**YOUR GOAL:** Tally how many lines of these entries hold the string "国有土地上房屋征收与补偿条例". Return the number alone.

**DATA LISTING:**
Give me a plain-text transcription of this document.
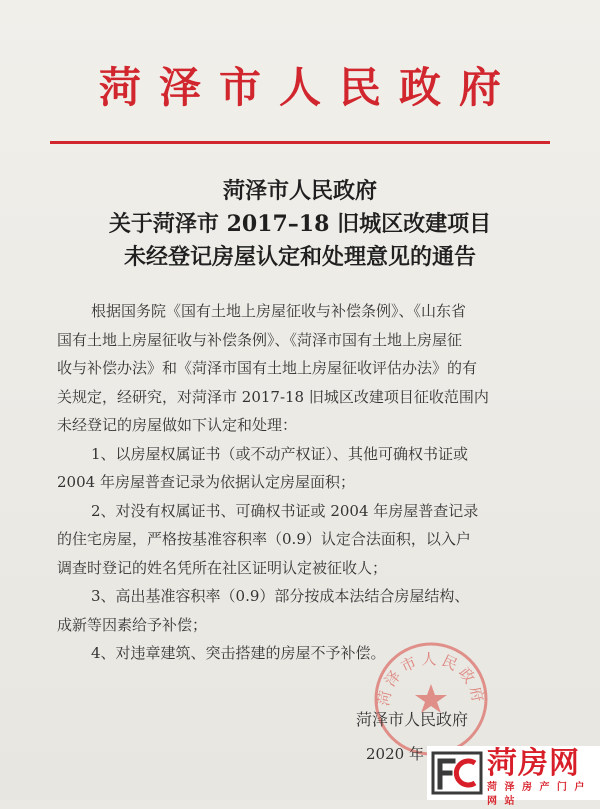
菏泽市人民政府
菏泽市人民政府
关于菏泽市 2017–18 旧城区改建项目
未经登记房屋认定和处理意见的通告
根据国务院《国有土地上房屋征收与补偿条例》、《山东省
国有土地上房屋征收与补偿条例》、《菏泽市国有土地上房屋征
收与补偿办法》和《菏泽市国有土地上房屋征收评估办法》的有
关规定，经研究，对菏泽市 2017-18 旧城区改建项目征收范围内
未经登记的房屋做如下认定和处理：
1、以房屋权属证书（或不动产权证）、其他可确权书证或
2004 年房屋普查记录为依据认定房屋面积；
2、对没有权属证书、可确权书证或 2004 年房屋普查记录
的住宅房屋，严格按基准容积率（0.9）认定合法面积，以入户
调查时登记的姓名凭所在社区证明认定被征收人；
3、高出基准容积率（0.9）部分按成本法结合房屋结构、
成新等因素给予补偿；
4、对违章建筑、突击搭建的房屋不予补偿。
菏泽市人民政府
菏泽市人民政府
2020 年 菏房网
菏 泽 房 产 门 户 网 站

...

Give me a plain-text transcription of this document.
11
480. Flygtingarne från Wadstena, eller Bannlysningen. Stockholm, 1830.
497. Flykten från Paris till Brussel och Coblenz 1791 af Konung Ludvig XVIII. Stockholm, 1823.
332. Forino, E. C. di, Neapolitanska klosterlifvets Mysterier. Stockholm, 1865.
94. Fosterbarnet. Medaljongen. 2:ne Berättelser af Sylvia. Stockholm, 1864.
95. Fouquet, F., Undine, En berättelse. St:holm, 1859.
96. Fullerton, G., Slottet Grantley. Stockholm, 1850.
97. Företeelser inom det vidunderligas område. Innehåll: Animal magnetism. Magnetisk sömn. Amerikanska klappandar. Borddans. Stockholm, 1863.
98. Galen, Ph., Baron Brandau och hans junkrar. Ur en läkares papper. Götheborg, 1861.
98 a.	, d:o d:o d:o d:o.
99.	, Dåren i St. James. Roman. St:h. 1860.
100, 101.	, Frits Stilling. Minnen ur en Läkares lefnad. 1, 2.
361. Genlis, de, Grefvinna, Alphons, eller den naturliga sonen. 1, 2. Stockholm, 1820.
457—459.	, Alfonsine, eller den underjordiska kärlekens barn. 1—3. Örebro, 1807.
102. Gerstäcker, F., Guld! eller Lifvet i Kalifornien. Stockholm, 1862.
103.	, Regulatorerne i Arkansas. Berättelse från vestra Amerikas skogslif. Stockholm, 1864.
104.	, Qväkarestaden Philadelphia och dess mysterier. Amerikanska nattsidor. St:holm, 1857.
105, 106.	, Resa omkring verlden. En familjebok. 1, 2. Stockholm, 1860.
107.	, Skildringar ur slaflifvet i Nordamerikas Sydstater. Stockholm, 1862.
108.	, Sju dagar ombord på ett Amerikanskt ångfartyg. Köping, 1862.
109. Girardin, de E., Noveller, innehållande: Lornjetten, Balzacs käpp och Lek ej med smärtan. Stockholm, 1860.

**EXERCISE OUTPUT:** 2